**Stated problem:**
Copy each line below that includes "platepar".

**Records provided:**
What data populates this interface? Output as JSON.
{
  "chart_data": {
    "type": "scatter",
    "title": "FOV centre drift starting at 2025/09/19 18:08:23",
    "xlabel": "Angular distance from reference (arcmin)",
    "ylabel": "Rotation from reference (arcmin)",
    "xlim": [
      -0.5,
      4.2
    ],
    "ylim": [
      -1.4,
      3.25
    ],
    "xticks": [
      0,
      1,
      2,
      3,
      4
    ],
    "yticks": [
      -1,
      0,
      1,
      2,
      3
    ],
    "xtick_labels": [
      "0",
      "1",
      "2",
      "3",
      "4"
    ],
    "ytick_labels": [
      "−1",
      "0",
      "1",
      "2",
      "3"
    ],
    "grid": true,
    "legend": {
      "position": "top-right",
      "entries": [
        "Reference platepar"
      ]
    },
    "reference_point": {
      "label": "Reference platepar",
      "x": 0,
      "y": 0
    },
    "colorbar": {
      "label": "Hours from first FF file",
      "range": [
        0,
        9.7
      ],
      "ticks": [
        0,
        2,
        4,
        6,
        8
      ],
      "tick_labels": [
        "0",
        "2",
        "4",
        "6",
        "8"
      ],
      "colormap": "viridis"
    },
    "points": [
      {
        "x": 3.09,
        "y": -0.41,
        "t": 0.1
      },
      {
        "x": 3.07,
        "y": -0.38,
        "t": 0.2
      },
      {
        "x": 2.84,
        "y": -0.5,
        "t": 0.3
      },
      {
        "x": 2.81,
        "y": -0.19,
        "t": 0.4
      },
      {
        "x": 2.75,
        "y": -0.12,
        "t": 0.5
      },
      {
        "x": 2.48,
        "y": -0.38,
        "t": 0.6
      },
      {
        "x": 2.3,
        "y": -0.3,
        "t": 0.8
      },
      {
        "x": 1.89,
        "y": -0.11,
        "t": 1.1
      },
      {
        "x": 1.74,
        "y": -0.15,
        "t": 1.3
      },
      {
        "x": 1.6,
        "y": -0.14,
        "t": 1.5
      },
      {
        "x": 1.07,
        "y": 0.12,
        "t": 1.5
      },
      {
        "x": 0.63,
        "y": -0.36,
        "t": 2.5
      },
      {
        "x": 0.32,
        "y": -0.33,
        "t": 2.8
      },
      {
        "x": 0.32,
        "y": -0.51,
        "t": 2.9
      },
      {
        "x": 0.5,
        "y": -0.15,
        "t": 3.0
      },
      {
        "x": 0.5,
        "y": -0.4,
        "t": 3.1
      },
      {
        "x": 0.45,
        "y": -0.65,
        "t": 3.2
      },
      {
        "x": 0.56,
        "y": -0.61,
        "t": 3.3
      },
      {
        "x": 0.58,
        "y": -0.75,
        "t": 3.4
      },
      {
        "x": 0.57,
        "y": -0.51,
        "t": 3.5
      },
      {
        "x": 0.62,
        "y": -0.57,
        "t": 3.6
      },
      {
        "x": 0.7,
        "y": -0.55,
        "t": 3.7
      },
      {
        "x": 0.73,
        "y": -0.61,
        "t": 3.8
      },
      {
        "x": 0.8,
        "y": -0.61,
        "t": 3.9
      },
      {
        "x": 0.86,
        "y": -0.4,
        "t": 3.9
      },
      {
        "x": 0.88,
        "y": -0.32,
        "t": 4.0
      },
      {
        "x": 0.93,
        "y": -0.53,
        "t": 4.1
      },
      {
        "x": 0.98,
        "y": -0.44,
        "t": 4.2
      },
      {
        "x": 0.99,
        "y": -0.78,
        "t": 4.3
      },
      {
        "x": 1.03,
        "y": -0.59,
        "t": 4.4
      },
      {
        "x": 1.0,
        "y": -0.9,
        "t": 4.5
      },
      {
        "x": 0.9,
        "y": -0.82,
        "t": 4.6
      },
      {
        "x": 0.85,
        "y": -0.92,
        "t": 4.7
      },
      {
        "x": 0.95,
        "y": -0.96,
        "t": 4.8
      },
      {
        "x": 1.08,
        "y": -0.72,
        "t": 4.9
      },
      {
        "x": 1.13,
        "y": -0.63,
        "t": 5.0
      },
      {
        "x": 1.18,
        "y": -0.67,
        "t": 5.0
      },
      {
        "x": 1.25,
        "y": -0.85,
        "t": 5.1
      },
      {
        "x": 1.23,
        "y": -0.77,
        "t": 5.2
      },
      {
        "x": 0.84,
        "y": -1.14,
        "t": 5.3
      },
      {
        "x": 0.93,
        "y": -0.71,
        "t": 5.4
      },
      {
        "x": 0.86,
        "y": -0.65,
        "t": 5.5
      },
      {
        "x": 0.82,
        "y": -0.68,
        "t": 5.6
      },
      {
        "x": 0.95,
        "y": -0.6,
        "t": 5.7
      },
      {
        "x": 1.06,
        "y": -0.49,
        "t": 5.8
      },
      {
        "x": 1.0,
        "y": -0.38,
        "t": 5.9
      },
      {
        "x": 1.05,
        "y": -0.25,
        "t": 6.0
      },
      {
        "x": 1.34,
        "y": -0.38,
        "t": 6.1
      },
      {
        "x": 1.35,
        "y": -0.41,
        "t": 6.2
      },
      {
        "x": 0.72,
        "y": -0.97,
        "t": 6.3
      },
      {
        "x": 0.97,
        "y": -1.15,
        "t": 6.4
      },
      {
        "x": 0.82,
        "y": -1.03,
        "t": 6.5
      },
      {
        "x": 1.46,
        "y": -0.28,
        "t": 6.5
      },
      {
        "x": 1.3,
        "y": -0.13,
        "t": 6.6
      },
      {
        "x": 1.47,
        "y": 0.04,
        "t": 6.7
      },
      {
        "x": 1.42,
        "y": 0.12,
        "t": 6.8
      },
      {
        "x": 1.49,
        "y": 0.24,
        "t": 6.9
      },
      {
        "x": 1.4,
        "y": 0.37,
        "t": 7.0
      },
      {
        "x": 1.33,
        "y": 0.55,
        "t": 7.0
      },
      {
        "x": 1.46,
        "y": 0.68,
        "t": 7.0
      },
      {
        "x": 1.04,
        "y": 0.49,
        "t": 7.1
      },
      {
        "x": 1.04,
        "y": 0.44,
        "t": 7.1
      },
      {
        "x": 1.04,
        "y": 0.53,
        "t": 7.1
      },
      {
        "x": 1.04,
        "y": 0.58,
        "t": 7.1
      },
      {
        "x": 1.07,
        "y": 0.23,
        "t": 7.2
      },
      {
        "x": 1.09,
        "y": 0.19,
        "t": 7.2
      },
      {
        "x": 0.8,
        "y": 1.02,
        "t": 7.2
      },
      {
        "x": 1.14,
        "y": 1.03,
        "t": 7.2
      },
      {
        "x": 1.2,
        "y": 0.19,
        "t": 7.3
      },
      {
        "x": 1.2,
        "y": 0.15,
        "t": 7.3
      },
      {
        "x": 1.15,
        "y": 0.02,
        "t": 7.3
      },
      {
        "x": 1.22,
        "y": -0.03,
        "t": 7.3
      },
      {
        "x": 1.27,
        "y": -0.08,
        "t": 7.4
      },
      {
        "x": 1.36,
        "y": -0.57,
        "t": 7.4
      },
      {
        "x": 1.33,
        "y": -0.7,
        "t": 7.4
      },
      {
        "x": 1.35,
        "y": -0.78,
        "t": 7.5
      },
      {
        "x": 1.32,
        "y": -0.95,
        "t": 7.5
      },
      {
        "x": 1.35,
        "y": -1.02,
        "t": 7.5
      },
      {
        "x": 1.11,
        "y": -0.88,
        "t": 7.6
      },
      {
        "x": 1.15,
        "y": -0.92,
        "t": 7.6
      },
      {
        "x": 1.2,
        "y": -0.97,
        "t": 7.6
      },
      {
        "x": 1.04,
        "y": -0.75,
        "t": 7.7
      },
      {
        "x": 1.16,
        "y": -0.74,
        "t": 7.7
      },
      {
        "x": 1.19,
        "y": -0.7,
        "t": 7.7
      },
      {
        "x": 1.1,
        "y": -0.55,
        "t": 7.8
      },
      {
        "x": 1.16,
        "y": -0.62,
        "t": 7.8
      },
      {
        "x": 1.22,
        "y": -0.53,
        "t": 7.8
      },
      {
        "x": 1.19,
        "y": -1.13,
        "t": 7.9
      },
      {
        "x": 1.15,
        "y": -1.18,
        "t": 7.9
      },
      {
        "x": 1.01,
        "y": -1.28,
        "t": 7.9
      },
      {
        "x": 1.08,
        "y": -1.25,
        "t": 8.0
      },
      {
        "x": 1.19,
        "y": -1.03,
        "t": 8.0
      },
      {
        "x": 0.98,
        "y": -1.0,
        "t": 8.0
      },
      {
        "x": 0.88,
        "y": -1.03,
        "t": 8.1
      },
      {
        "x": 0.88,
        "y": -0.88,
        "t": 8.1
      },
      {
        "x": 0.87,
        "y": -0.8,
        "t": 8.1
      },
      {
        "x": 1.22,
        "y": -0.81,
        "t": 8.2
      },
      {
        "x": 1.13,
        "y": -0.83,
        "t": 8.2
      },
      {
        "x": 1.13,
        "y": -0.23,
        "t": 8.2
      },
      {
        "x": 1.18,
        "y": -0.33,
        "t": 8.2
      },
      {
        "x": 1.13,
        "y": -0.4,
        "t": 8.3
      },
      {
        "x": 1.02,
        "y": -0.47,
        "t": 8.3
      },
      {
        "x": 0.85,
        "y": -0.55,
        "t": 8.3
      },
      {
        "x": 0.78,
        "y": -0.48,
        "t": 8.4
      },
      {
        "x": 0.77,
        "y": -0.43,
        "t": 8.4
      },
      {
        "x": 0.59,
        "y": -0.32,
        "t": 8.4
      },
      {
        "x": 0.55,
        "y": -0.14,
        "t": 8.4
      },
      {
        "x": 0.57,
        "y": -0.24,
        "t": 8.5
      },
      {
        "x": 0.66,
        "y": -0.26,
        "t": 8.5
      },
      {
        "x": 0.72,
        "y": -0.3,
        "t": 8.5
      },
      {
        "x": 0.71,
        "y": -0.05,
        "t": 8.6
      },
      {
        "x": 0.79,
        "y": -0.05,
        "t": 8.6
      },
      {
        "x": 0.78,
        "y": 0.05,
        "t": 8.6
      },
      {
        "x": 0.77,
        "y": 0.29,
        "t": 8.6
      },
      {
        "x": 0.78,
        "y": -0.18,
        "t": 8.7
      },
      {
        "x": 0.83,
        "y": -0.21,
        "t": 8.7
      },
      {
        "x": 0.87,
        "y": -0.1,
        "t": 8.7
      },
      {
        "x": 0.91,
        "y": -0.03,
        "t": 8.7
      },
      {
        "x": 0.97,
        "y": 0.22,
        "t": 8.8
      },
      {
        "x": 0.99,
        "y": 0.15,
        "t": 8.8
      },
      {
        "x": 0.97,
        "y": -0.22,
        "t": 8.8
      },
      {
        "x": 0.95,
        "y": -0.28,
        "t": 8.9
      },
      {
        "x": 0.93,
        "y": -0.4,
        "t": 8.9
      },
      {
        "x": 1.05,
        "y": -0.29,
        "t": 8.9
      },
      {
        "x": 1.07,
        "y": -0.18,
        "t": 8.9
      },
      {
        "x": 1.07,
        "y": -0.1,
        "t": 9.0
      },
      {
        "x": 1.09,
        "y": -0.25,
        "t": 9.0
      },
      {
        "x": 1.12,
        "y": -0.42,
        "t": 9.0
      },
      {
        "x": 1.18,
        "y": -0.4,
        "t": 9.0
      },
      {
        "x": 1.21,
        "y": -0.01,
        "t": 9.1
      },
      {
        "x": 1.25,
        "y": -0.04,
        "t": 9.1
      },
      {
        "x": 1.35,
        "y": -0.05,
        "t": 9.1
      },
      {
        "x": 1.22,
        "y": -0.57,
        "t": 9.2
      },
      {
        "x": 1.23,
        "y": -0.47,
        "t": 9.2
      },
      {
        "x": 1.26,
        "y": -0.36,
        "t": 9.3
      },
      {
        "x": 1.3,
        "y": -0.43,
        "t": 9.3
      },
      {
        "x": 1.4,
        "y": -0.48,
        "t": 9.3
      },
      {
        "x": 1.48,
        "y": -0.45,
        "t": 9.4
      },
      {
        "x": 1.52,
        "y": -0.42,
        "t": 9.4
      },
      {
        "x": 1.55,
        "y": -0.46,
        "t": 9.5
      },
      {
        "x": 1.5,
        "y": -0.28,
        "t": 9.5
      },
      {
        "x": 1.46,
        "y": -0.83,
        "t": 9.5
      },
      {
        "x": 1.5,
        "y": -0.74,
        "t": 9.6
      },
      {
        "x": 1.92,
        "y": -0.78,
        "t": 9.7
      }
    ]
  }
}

**Task answer:**
        "Reference platepar"
      "label": "Reference platepar",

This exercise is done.